Description of the task:
Would you pull out every line of the material that contains the string "впитываемости"?

Records supplied:
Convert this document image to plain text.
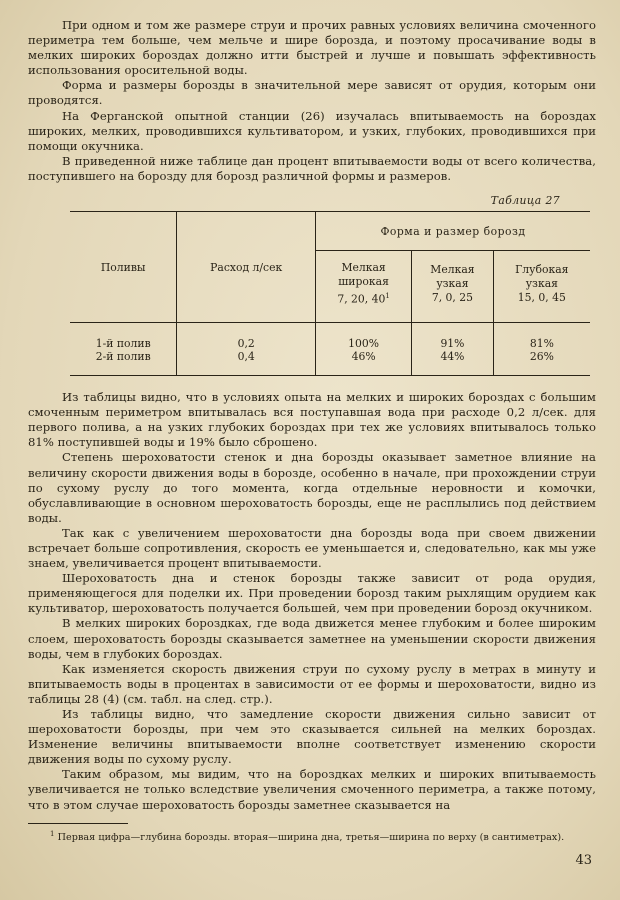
При одном и том же размере струи и прочих равных условиях величина смоченного периметра тем больше, чем мельче и шире борозда, и поэтому просачивание воды в мелких широких бороздах должно итти быстрей и лучше и повышать эффективность использования оросительной воды.

Форма и размеры борозды в значительной мере зависят от орудия, которым они проводятся.

На Ферганской опытной станции (26) изучалась впитываемость на бороздах широких, мелких, проводившихся культиватором, и узких, глубоких, проводившихся при помощи окучника.

В приведенной ниже таблице дан процент впитываемости воды от всего количества, поступившего на борозду для борозд различной формы и размеров.

Таблица 27
Поливы	Расход л/сек	Форма и размер борозд		
		Мелкая
широкая
7, 20, $40^1$	Мелкая
узкая
7, 0, 25	Глубокая
узкая
15, 0, 45
1-й полив	0,2	100%	91%	81%
2-й полив	0,4	46%	44%	26%

Из таблицы видно, что в условиях опыта на мелких и широких бороздах с большим смоченным периметром впитывалась вся поступавшая вода при расходе 0,2 л/сек. для первого полива, а на узких глубоких бороздах при тех же условиях впитывалось только 81% поступившей воды и 19% было сброшено.

Степень шероховатости стенок и дна борозды оказывает заметное влияние на величину скорости движения воды в борозде, особенно в начале, при прохождении струи по сухому руслу до того момента, когда отдельные неровности и комочки, обуславливающие в основном шероховатость борозды, еще не расплылись под действием воды.

Так как с увеличением шероховатости дна борозды вода при своем движении встречает больше сопротивления, скорость ее уменьшается и, следовательно, как мы уже знаем, увеличивается процент впитываемости.

Шероховатость дна и стенок борозды также зависит от рода орудия, применяющегося для поделки их. При проведении борозд таким рыхлящим орудием как культиватор, шероховатость получается большей, чем при проведении борозд окучником.

В мелких широких бороздках, где вода движется менее глубоким и более широким слоем, шероховатость борозды сказывается заметнее на уменьшении скорости движения воды, чем в глубоких бороздах.

Как изменяется скорость движения струи по сухому руслу в метрах в минуту и впитываемость воды в процентах в зависимости от ее формы и шероховатости, видно из таблицы 28 (4) (см. табл. на след. стр.).

Из таблицы видно, что замедление скорости движения сильно зависит от шероховатости борозды, при чем это сказывается сильней на мелких бороздах. Изменение величины впитываемости вполне соответствует изменению скорости движения воды по сухому руслу.

Таким образом, мы видим, что на бороздках мелких и широких впитываемость увеличивается не только вследствие увеличения смоченного периметра, а также потому, что в этом случае шероховатость борозды заметнее сказывается на

$^1$ Первая цифра—глубина борозды. вторая—ширина дна, третья—ширина по верху (в сантиметрах).

43
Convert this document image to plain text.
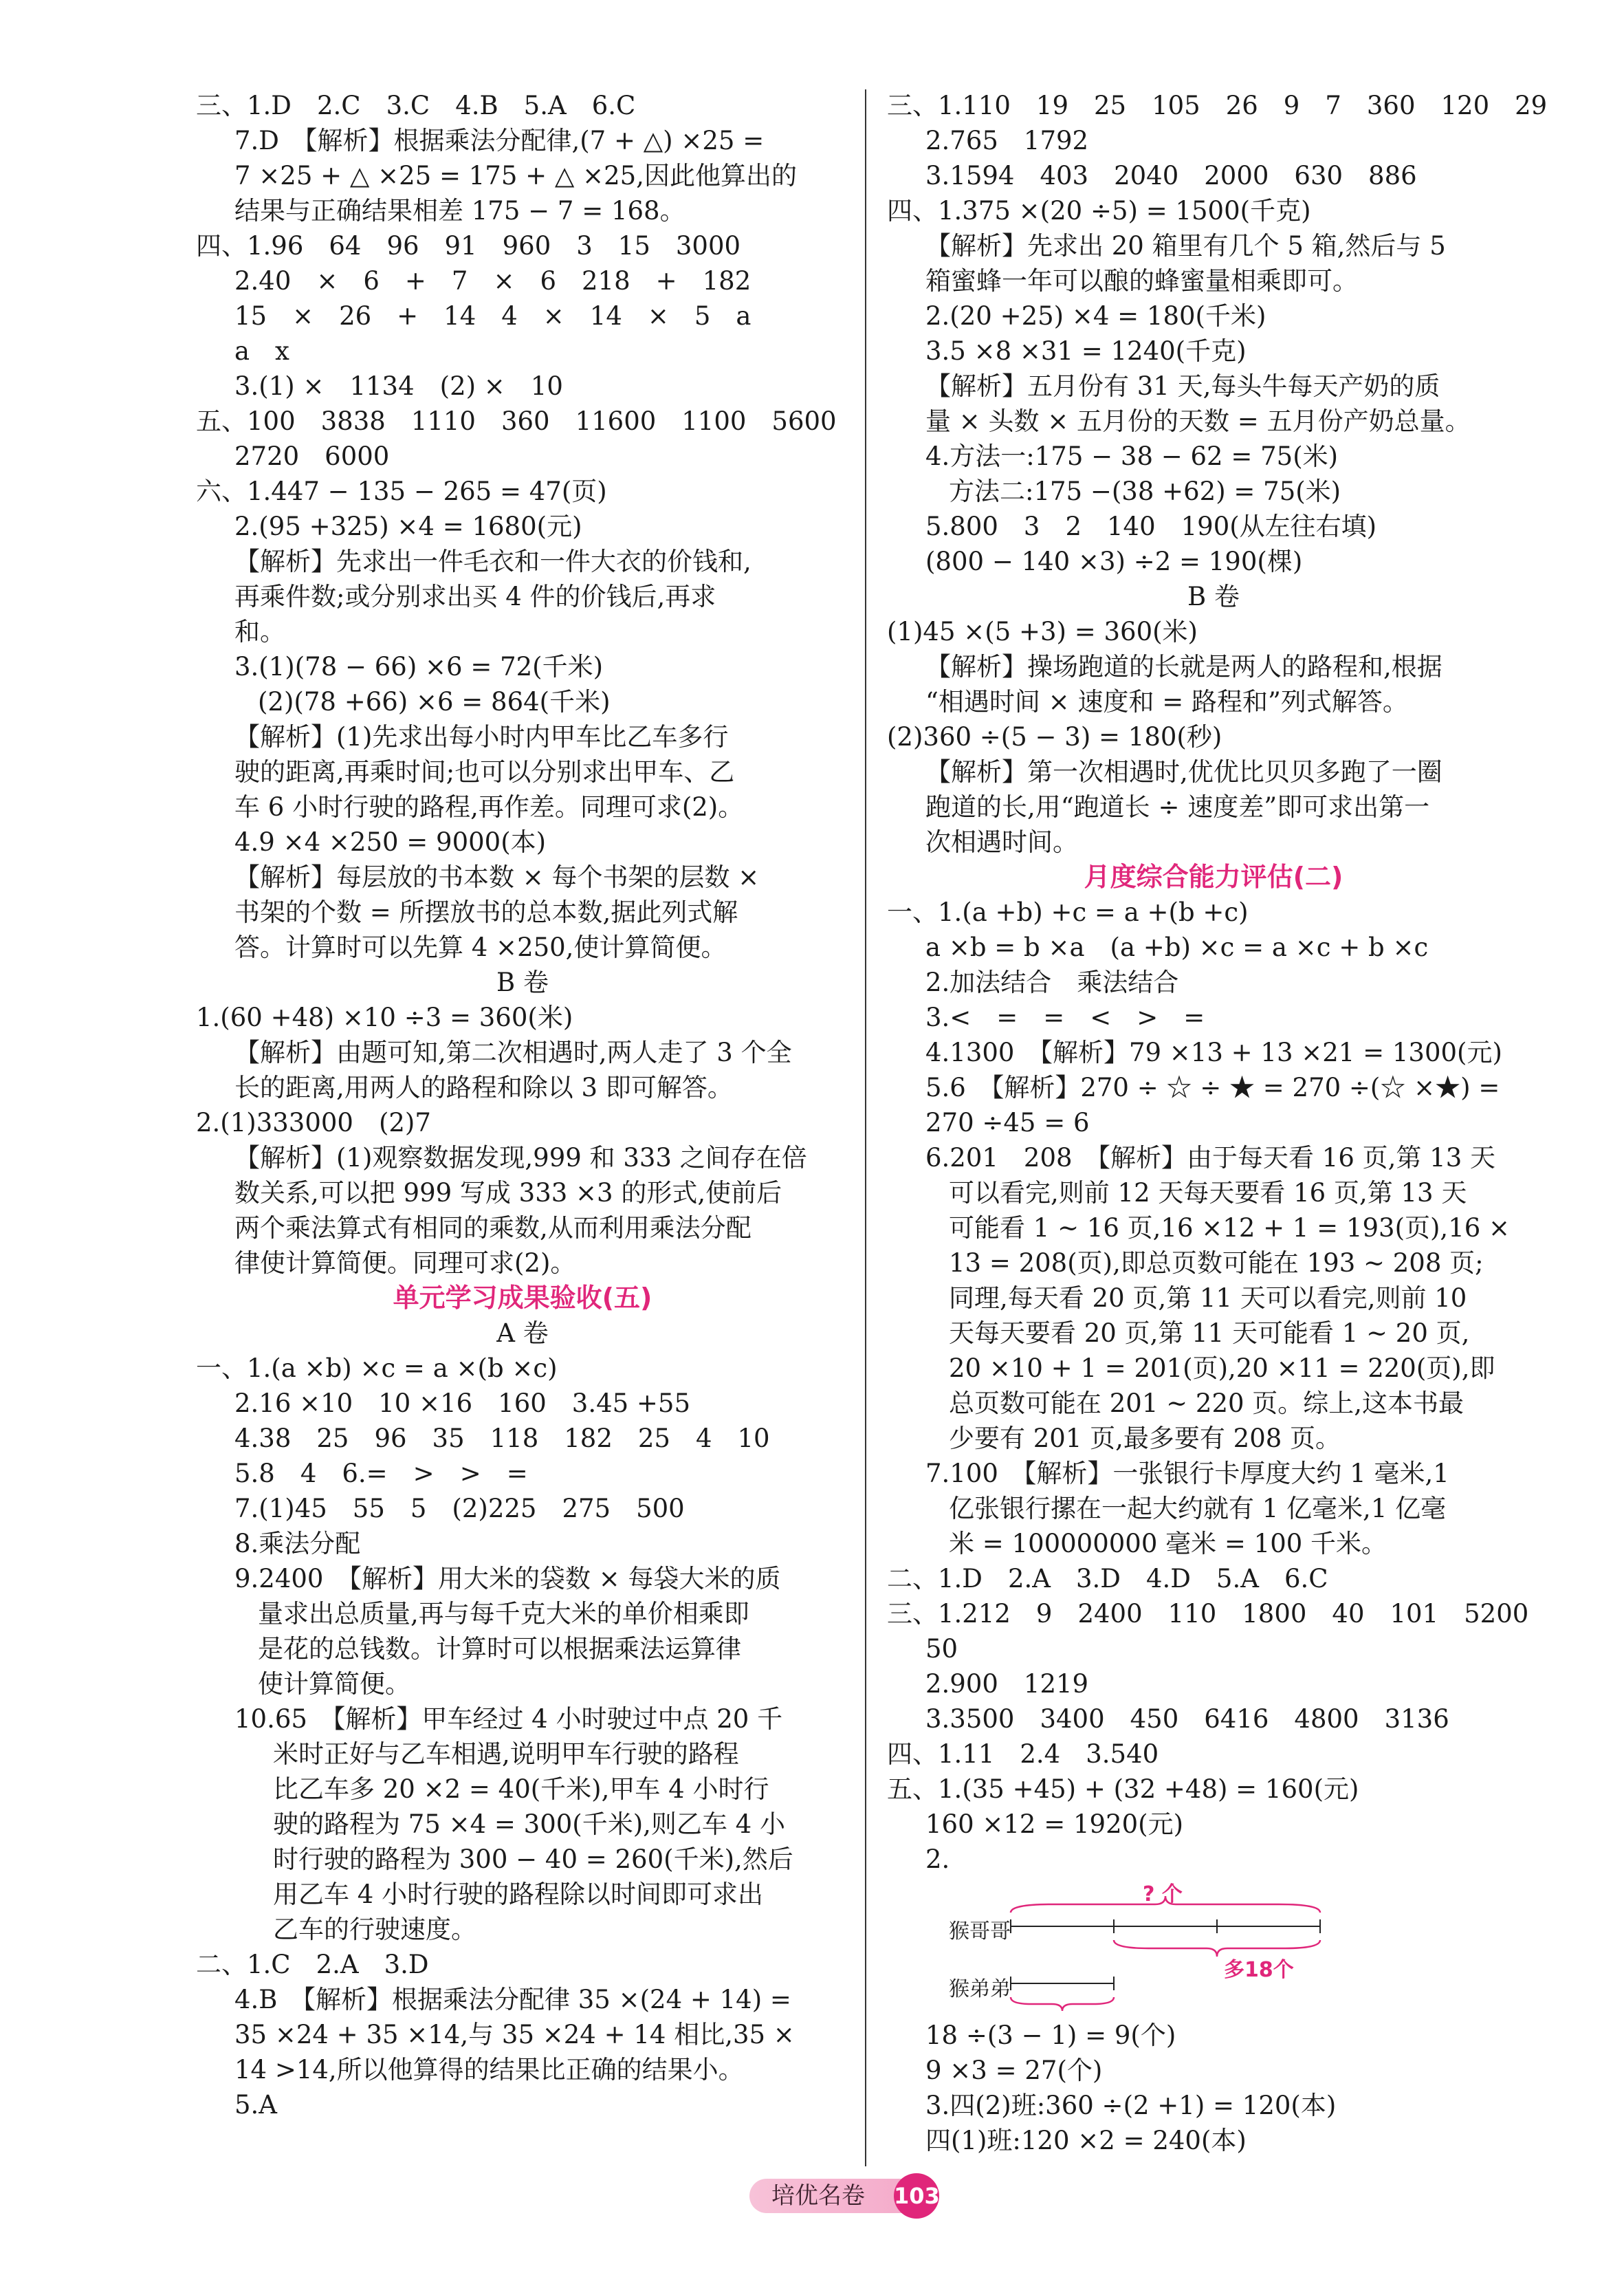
三、1.D　2.C　3.C　4.B　5.A　6.C
7.D　【解析】根据乘法分配律,(7 + △) ×25 =
7 ×25 + △ ×25 = 175 + △ ×25,因此他算出的
结果与正确结果相差 175 − 7 = 168。
四、1.96　64　96　91　960　3　15　3000
2.40　×　6　+　7　×　6　218　+　182
15　×　26　+　14　4　×　14　×　5　a
a　x
3.(1) ×　1134　(2) ×　10
五、100　3838　1110　360　11600　1100　5600
2720　6000
六、1.447 − 135 − 265 = 47(页)
2.(95 +325) ×4 = 1680(元)
【解析】先求出一件毛衣和一件大衣的价钱和,
再乘件数;或分别求出买 4 件的价钱后,再求
和。
3.(1)(78 − 66) ×6 = 72(千米)
(2)(78 +66) ×6 = 864(千米)
【解析】(1)先求出每小时内甲车比乙车多行
驶的距离,再乘时间;也可以分别求出甲车、乙
车 6 小时行驶的路程,再作差。同理可求(2)。
4.9 ×4 ×250 = 9000(本)
【解析】每层放的书本数 × 每个书架的层数 ×
书架的个数 = 所摆放书的总本数,据此列式解
答。计算时可以先算 4 ×250,使计算简便。
B 卷
1.(60 +48) ×10 ÷3 = 360(米)
【解析】由题可知,第二次相遇时,两人走了 3 个全
长的距离,用两人的路程和除以 3 即可解答。
2.(1)333000　(2)7
【解析】(1)观察数据发现,999 和 333 之间存在倍
数关系,可以把 999 写成 333 ×3 的形式,使前后
两个乘法算式有相同的乘数,从而利用乘法分配
律使计算简便。同理可求(2)。
单元学习成果验收(五)
A 卷
一、1.(a ×b) ×c = a ×(b ×c)
2.16 ×10　10 ×16　160　3.45 +55
4.38　25　96　35　118　182　25　4　10
5.8　4　6.=　>　>　=
7.(1)45　55　5　(2)225　275　500
8.乘法分配
9.2400　【解析】用大米的袋数 × 每袋大米的质
量求出总质量,再与每千克大米的单价相乘即
是花的总钱数。计算时可以根据乘法运算律
使计算简便。
10.65　【解析】甲车经过 4 小时驶过中点 20 千
米时正好与乙车相遇,说明甲车行驶的路程
比乙车多 20 ×2 = 40(千米),甲车 4 小时行
驶的路程为 75 ×4 = 300(千米),则乙车 4 小
时行驶的路程为 300 − 40 = 260(千米),然后
用乙车 4 小时行驶的路程除以时间即可求出
乙车的行驶速度。
二、1.C　2.A　3.D
4.B　【解析】根据乘法分配律 35 ×(24 + 14) =
35 ×24 + 35 ×14,与 35 ×24 + 14 相比,35 ×
14 >14,所以他算得的结果比正确的结果小。
5.A
三、1.110　19　25　105　26　9　7　360　120　29
2.765　1792
3.1594　403　2040　2000　630　886
四、1.375 ×(20 ÷5) = 1500(千克)
【解析】先求出 20 箱里有几个 5 箱,然后与 5
箱蜜蜂一年可以酿的蜂蜜量相乘即可。
2.(20 +25) ×4 = 180(千米)
3.5 ×8 ×31 = 1240(千克)
【解析】五月份有 31 天,每头牛每天产奶的质
量 × 头数 × 五月份的天数 = 五月份产奶总量。
4.方法一:175 − 38 − 62 = 75(米)
方法二:175 −(38 +62) = 75(米)
5.800　3　2　140　190(从左往右填)
(800 − 140 ×3) ÷2 = 190(棵)
B 卷
(1)45 ×(5 +3) = 360(米)
【解析】操场跑道的长就是两人的路程和,根据
“相遇时间 × 速度和 = 路程和”列式解答。
(2)360 ÷(5 − 3) = 180(秒)
【解析】第一次相遇时,优优比贝贝多跑了一圈
跑道的长,用“跑道长 ÷ 速度差”即可求出第一
次相遇时间。
月度综合能力评估(二)
一、1.(a +b) +c = a +(b +c)
a ×b = b ×a　(a +b) ×c = a ×c + b ×c
2.加法结合　乘法结合
3.<　=　=　<　>　=
4.1300　【解析】79 ×13 + 13 ×21 = 1300(元)
5.6　【解析】270 ÷ ☆ ÷ ★ = 270 ÷(☆ ×★) =
270 ÷45 = 6
6.201　208　【解析】由于每天看 16 页,第 13 天
可以看完,则前 12 天每天要看 16 页,第 13 天
可能看 1 ~ 16 页,16 ×12 + 1 = 193(页),16 ×
13 = 208(页),即总页数可能在 193 ~ 208 页;
同理,每天看 20 页,第 11 天可以看完,则前 10
天每天要看 20 页,第 11 天可能看 1 ~ 20 页,
20 ×10 + 1 = 201(页),20 ×11 = 220(页),即
总页数可能在 201 ~ 220 页。综上,这本书最
少要有 201 页,最多要有 208 页。
7.100　【解析】一张银行卡厚度大约 1 毫米,1
亿张银行摞在一起大约就有 1 亿毫米,1 亿毫
米 = 100000000 毫米 = 100 千米。
二、1.D　2.A　3.D　4.D　5.A　6.C
三、1.212　9　2400　110　1800　40　101　5200
50
2.900　1219
3.3500　3400　450　6416　4800　3136
四、1.11　2.4　3.540
五、1.(35 +45) + (32 +48) = 160(元)
160 ×12 = 1920(元)
2.
? 个
猴哥哥
多18个
猴弟弟
18 ÷(3 − 1) = 9(个)
9 ×3 = 27(个)
3.四(2)班:360 ÷(2 +1) = 120(本)
四(1)班:120 ×2 = 240(本)
培优名卷	103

Full output:
В приведенной ниже таблице дан процент впитываемости воды от всего количества, поступившего на борозду для борозд различной формы и размеров.
Так как с увеличением шероховатости дна борозды вода при своем движении встречает больше сопротивления, скорость ее уменьшается и, следовательно, как мы уже знаем, увеличивается процент впитываемости.
Из таблицы видно, что замедление скорости движения сильно зависит от шероховатости борозды, при чем это сказывается сильней на мелких бороздах. Изменение величины впитываемости вполне соответствует изменению скорости движения воды по сухому руслу.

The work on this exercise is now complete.